* DIRECTIONS FOR THIS TASK *
An exact, complete copy of the data is all that is needed.

* AVAILABLE DATA *
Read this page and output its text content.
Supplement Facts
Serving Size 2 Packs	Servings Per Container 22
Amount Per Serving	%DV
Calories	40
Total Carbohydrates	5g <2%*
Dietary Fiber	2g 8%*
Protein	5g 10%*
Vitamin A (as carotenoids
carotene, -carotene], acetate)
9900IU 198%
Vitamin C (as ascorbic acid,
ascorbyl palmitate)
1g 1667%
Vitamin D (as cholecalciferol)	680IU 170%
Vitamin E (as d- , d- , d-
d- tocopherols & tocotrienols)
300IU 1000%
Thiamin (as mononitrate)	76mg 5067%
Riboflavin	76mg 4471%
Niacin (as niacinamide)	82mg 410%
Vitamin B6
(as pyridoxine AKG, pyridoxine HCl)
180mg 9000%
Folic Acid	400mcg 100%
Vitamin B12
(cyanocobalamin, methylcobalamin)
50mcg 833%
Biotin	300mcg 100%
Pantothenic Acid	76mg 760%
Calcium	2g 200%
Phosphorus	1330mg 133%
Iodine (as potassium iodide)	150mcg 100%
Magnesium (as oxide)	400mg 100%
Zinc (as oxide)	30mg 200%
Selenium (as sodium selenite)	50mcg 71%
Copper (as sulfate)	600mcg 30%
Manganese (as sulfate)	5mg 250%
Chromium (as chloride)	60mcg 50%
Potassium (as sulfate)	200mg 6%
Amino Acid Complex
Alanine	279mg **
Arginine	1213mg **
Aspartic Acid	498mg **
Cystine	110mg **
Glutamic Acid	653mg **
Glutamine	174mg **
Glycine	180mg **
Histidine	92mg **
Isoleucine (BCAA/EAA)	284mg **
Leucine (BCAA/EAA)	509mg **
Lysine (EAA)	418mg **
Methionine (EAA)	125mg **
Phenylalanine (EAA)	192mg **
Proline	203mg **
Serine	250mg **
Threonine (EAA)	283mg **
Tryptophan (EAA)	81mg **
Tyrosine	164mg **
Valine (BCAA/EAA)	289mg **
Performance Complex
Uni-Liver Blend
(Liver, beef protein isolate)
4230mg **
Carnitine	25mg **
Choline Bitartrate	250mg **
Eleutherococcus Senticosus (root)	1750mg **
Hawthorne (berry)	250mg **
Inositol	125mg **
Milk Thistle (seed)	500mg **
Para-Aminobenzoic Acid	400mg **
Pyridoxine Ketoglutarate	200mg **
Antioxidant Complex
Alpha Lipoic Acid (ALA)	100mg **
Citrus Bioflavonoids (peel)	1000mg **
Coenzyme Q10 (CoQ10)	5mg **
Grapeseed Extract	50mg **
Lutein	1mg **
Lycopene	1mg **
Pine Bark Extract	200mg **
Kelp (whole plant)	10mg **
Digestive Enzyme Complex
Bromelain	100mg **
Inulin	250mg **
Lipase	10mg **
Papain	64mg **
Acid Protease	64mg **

* SOLVED PROBLEM *
Read this page and output its text content.
Supplement Facts
Serving Size 2 Packs	Servings Per Container 22
Amount Per Serving	%DV
Calories	40
Total Carbohydrates	5g <2%*
Dietary Fiber	2g 8%*
Protein	5g 10%*
Vitamin A (as carotenoids
carotene, -carotene], acetate)
9900IU 198%
Vitamin C (as ascorbic acid,
ascorbyl palmitate)
1g 1667%
Vitamin D (as cholecalciferol)	680IU 170%
Vitamin E (as d- , d- , d-
d- tocopherols & tocotrienols)
300IU 1000%
Thiamin (as mononitrate)	76mg 5067%
Riboflavin	76mg 4471%
Niacin (as niacinamide)	82mg 410%
Vitamin B6
(as pyridoxine AKG, pyridoxine HCl)
180mg 9000%
Folic Acid	400mcg 100%
Vitamin B12
(cyanocobalamin, methylcobalamin)
50mcg 833%
Biotin	300mcg 100%
Pantothenic Acid	76mg 760%
Calcium	2g 200%
Phosphorus	1330mg 133%
Iodine (as potassium iodide)	150mcg 100%
Magnesium (as oxide)	400mg 100%
Zinc (as oxide)	30mg 200%
Selenium (as sodium selenite)	50mcg 71%
Copper (as sulfate)	600mcg 30%
Manganese (as sulfate)	5mg 250%
Chromium (as chloride)	60mcg 50%
Potassium (as sulfate)	200mg 6%
Amino Acid Complex
Alanine	279mg **
Arginine	1213mg **
Aspartic Acid	498mg **
Cystine	110mg **
Glutamic Acid	653mg **
Glutamine	174mg **
Glycine	180mg **
Histidine	92mg **
Isoleucine (BCAA/EAA)	284mg **
Leucine (BCAA/EAA)	509mg **
Lysine (EAA)	418mg **
Methionine (EAA)	125mg **
Phenylalanine (EAA)	192mg **
Proline	203mg **
Serine	250mg **
Threonine (EAA)	283mg **
Tryptophan (EAA)	81mg **
Tyrosine	164mg **
Valine (BCAA/EAA)	289mg **
Performance Complex
Uni-Liver Blend
(Liver, beef protein isolate)
4230mg **
Carnitine	25mg **
Choline Bitartrate	250mg **
Eleutherococcus Senticosus (root)	1750mg **
Hawthorne (berry)	250mg **
Inositol	125mg **
Milk Thistle (seed)	500mg **
Para-Aminobenzoic Acid	400mg **
Pyridoxine Ketoglutarate	200mg **
Antioxidant Complex
Alpha Lipoic Acid (ALA)	100mg **
Citrus Bioflavonoids (peel)	1000mg **
Coenzyme Q10 (CoQ10)	5mg **
Grapeseed Extract	50mg **
Lutein	1mg **
Lycopene	1mg **
Pine Bark Extract	200mg **
Kelp (whole plant)	10mg **
Digestive Enzyme Complex
Bromelain	100mg **
Inulin	250mg **
Lipase	10mg **
Papain	64mg **
Acid Protease	64mg **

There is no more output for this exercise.